▸ **THE REQUEST**: Below are the records. List every line holding the word "ＯＳ事業者提供サービスを含む".

[Records from a collection of figures]
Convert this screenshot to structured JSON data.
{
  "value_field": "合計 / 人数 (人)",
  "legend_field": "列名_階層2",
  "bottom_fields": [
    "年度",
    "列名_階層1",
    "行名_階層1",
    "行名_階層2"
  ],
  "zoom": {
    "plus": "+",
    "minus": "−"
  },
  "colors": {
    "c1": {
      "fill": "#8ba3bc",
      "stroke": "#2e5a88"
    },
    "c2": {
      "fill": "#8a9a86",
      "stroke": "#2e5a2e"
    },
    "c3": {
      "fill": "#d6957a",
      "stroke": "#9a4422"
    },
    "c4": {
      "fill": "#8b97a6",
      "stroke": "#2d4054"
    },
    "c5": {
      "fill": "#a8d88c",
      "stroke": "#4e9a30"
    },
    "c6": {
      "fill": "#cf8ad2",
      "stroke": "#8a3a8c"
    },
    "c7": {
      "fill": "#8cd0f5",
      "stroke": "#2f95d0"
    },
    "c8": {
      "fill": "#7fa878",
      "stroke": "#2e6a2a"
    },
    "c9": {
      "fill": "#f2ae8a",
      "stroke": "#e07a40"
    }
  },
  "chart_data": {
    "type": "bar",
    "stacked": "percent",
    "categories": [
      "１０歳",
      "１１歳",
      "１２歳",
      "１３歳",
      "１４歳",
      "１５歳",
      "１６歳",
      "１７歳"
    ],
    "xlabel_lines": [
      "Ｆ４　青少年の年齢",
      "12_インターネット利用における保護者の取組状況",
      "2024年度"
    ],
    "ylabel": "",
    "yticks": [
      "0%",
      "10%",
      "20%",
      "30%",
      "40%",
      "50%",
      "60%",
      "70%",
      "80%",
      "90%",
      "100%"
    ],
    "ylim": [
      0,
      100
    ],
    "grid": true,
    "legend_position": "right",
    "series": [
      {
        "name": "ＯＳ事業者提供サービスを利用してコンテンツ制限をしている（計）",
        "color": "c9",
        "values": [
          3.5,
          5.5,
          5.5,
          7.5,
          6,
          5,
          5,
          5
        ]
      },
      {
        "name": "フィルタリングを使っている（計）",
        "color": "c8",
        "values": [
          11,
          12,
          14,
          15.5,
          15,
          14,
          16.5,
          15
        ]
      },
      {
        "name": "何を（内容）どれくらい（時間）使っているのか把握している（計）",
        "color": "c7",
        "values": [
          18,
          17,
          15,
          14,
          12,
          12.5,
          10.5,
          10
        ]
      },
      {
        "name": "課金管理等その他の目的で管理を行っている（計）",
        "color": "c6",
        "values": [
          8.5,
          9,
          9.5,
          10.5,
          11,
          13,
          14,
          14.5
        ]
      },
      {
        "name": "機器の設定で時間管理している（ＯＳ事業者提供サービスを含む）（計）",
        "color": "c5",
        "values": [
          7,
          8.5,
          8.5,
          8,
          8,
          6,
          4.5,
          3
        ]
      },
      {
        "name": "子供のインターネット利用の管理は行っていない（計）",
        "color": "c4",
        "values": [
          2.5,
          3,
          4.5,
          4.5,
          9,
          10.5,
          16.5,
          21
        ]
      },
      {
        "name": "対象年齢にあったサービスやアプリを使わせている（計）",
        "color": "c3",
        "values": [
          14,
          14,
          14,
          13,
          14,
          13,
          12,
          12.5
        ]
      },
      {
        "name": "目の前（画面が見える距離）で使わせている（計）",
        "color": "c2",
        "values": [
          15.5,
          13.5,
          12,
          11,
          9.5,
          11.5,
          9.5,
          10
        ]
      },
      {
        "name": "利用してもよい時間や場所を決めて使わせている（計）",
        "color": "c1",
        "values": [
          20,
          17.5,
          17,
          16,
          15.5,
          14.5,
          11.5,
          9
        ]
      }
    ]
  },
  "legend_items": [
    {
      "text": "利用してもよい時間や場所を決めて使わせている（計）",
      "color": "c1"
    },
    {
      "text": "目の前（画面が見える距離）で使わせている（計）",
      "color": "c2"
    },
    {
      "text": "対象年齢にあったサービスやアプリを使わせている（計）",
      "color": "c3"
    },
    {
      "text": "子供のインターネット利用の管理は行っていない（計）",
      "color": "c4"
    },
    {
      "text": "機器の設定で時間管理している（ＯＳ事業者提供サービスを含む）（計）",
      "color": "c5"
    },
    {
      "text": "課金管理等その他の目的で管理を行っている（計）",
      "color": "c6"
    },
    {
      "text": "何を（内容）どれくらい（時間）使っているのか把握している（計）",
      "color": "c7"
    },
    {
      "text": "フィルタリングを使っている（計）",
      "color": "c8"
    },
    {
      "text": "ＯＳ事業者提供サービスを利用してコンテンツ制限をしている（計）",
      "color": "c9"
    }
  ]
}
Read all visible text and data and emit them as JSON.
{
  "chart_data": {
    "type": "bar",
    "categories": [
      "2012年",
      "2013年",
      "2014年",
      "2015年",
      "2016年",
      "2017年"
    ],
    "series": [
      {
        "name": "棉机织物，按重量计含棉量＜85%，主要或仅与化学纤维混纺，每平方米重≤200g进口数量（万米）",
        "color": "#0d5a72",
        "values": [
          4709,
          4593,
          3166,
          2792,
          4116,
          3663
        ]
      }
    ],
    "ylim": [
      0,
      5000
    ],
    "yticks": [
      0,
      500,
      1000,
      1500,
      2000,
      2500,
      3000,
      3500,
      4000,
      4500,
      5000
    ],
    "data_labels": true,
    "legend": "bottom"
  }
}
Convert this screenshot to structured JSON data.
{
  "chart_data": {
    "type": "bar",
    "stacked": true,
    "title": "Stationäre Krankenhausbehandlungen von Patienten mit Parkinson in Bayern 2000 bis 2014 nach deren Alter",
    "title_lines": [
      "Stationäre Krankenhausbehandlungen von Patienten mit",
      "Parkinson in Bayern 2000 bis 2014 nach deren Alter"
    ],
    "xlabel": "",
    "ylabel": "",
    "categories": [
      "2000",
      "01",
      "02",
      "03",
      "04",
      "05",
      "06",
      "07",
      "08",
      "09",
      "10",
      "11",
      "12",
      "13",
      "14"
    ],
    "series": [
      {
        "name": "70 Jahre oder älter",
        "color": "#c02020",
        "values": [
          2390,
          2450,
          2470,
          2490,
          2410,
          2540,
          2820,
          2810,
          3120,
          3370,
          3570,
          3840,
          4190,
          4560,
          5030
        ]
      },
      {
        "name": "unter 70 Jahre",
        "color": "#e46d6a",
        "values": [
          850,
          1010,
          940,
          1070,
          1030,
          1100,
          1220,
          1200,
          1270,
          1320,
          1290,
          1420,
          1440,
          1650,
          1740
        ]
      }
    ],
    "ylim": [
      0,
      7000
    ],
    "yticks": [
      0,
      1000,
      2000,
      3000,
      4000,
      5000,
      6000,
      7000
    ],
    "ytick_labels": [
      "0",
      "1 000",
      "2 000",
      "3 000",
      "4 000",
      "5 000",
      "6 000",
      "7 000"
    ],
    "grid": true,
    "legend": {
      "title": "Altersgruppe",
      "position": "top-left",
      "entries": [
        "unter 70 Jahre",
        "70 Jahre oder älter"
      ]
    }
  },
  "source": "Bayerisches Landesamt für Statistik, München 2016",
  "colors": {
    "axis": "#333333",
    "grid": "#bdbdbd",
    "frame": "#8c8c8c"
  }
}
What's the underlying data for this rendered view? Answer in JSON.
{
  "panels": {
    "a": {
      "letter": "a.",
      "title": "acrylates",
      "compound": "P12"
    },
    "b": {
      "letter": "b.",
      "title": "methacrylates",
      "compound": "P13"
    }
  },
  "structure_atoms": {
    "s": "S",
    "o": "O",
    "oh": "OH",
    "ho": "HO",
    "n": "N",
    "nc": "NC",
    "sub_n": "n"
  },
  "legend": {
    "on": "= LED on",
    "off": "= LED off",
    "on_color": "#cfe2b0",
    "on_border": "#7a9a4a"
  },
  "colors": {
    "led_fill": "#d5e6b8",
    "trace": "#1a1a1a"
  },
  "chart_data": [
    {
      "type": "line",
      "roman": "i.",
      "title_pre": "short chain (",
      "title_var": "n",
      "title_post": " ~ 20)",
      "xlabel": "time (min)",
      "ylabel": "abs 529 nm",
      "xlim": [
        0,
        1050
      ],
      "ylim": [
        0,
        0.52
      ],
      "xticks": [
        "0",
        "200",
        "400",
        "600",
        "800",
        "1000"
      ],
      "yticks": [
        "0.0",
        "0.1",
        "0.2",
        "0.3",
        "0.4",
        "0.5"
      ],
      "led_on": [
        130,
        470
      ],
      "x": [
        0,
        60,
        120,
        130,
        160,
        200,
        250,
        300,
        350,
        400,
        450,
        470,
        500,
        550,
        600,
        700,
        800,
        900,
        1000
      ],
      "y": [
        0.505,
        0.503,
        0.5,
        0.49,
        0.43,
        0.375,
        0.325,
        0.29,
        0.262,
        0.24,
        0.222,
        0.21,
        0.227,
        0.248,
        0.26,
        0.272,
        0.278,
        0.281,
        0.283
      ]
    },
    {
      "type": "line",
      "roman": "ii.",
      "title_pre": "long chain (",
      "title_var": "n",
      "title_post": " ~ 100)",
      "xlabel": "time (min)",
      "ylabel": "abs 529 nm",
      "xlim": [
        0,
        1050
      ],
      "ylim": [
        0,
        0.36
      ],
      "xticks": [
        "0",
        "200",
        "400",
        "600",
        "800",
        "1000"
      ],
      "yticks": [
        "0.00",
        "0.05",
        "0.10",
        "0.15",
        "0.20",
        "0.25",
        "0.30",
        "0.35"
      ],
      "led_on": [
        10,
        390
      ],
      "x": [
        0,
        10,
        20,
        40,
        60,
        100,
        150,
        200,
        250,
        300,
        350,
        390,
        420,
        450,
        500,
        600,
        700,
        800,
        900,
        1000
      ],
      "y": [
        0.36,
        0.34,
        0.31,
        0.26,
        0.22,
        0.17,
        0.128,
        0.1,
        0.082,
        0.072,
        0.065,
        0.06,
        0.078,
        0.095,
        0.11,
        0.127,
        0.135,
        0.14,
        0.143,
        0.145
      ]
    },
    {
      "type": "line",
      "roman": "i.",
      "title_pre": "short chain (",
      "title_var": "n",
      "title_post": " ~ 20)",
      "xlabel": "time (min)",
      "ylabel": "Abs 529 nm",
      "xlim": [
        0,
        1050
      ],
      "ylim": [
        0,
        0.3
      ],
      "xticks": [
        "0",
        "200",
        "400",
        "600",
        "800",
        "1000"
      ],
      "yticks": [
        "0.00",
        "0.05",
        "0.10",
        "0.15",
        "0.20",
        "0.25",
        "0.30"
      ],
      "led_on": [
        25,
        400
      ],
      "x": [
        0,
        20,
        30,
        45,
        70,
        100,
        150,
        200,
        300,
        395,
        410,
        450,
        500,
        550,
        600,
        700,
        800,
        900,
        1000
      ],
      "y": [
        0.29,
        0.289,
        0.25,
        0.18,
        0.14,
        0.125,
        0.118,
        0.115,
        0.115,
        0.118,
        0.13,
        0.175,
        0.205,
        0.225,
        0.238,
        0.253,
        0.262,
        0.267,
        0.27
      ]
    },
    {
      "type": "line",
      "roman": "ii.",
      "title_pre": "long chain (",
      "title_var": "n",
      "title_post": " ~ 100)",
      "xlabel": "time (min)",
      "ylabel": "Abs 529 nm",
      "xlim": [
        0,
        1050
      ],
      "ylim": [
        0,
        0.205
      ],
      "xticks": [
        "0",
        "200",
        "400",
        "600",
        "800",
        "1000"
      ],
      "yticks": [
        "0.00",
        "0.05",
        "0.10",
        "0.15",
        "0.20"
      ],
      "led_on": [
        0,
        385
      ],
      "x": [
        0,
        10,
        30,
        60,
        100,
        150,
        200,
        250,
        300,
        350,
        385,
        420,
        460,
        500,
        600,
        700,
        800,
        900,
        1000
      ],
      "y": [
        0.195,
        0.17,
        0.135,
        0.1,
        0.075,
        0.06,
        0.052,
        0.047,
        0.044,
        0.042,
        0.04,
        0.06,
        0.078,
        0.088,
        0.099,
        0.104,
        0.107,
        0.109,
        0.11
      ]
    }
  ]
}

▸ **SOLUTION FOR THIS EXERCISE**:
        "name": "機器の設定で時間管理している（ＯＳ事業者提供サービスを含む）（計）",
      "text": "機器の設定で時間管理している（ＯＳ事業者提供サービスを含む）（計）",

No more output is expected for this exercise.